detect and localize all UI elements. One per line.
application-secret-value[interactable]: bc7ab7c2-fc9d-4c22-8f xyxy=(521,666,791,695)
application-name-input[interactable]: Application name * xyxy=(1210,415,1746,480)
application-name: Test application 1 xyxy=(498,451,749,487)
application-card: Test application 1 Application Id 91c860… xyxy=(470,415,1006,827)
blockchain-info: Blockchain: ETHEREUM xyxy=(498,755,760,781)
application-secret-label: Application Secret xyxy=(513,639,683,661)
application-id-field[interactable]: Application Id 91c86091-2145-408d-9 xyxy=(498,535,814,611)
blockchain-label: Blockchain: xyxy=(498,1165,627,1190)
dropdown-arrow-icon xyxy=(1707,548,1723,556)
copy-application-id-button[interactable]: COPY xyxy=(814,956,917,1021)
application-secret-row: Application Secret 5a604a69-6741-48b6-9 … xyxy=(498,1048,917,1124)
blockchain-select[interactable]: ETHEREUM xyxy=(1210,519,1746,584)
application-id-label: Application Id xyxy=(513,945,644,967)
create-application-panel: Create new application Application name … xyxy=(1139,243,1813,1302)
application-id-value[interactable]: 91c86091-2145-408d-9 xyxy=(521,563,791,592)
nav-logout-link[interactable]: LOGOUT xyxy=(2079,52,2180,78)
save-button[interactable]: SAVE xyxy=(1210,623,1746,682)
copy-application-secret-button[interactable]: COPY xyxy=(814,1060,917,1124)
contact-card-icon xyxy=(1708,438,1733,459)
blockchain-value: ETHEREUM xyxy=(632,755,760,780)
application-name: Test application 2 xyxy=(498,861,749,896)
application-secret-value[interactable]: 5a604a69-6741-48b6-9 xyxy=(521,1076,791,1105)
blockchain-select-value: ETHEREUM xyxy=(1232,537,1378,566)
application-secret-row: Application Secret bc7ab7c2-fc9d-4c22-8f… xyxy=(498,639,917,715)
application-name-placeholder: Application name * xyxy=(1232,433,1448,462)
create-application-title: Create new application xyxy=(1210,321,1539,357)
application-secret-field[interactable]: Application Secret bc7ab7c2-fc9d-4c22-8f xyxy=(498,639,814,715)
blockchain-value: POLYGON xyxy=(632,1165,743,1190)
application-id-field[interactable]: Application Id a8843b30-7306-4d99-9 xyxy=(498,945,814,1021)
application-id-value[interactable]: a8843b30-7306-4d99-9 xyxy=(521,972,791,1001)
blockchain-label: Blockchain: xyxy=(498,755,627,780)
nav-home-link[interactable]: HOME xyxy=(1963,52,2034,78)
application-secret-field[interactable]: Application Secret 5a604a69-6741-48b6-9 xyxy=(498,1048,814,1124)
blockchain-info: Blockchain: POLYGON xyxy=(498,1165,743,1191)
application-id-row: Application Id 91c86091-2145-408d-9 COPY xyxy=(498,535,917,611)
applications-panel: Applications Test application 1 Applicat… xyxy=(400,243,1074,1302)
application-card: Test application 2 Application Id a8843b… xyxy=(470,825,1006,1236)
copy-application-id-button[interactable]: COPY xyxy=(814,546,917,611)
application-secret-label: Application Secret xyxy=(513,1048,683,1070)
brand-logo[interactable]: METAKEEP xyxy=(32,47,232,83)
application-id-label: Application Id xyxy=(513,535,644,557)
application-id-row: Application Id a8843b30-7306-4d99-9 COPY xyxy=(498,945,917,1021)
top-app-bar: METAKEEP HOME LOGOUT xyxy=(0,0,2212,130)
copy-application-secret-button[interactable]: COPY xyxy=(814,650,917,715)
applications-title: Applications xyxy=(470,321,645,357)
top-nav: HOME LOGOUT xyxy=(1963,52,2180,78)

◇ ◇ ◇

Put the stretch of items from the first line through the line containing "blockchain-label: Blockchain: xyxy=(498,755,627,780)" into a numbered list, and leave out any blank lines.

1. detect and localize all UI elements. One per line.
2. application-secret-value[interactable]: bc7ab7c2-fc9d-4c22-8f xyxy=(521,666,791,695)
3. application-name-input[interactable]: Application name * xyxy=(1210,415,1746,480)
4. application-name: Test application 1 xyxy=(498,451,749,487)
5. application-card: Test application 1 Application Id 91c860… xyxy=(470,415,1006,827)
6. blockchain-info: Blockchain: ETHEREUM xyxy=(498,755,760,781)
7. application-secret-label: Application Secret xyxy=(513,639,683,661)
8. application-id-field[interactable]: Application Id 91c86091-2145-408d-9 xyxy=(498,535,814,611)
9. blockchain-label: Blockchain: xyxy=(498,1165,627,1190)
10. dropdown-arrow-icon xyxy=(1707,548,1723,556)
11. copy-application-id-button[interactable]: COPY xyxy=(814,956,917,1021)
12. application-secret-row: Application Secret 5a604a69-6741-48b6-9 … xyxy=(498,1048,917,1124)
13. blockchain-select[interactable]: ETHEREUM xyxy=(1210,519,1746,584)
14. application-id-label: Application Id xyxy=(513,945,644,967)
15. create-application-panel: Create new application Application name … xyxy=(1139,243,1813,1302)
16. application-id-value[interactable]: 91c86091-2145-408d-9 xyxy=(521,563,791,592)
17. nav-logout-link[interactable]: LOGOUT xyxy=(2079,52,2180,78)
18. save-button[interactable]: SAVE xyxy=(1210,623,1746,682)
19. copy-application-secret-button[interactable]: COPY xyxy=(814,1060,917,1124)
20. contact-card-icon xyxy=(1708,438,1733,459)
21. blockchain-value: ETHEREUM xyxy=(632,755,760,780)
22. application-name: Test application 2 xyxy=(498,861,749,896)
23. application-secret-value[interactable]: 5a604a69-6741-48b6-9 xyxy=(521,1076,791,1105)
24. blockchain-select-value: ETHEREUM xyxy=(1232,537,1378,566)
25. application-secret-row: Application Secret bc7ab7c2-fc9d-4c22-8f… xyxy=(498,639,917,715)
26. application-name-placeholder: Application name * xyxy=(1232,433,1448,462)
27. create-application-title: Create new application xyxy=(1210,321,1539,357)
28. application-secret-field[interactable]: Application Secret bc7ab7c2-fc9d-4c22-8f xyxy=(498,639,814,715)
29. blockchain-value: POLYGON xyxy=(632,1165,743,1190)
30. application-id-field[interactable]: Application Id a8843b30-7306-4d99-9 xyxy=(498,945,814,1021)
31. application-id-value[interactable]: a8843b30-7306-4d99-9 xyxy=(521,972,791,1001)
32. blockchain-label: Blockchain: xyxy=(498,755,627,780)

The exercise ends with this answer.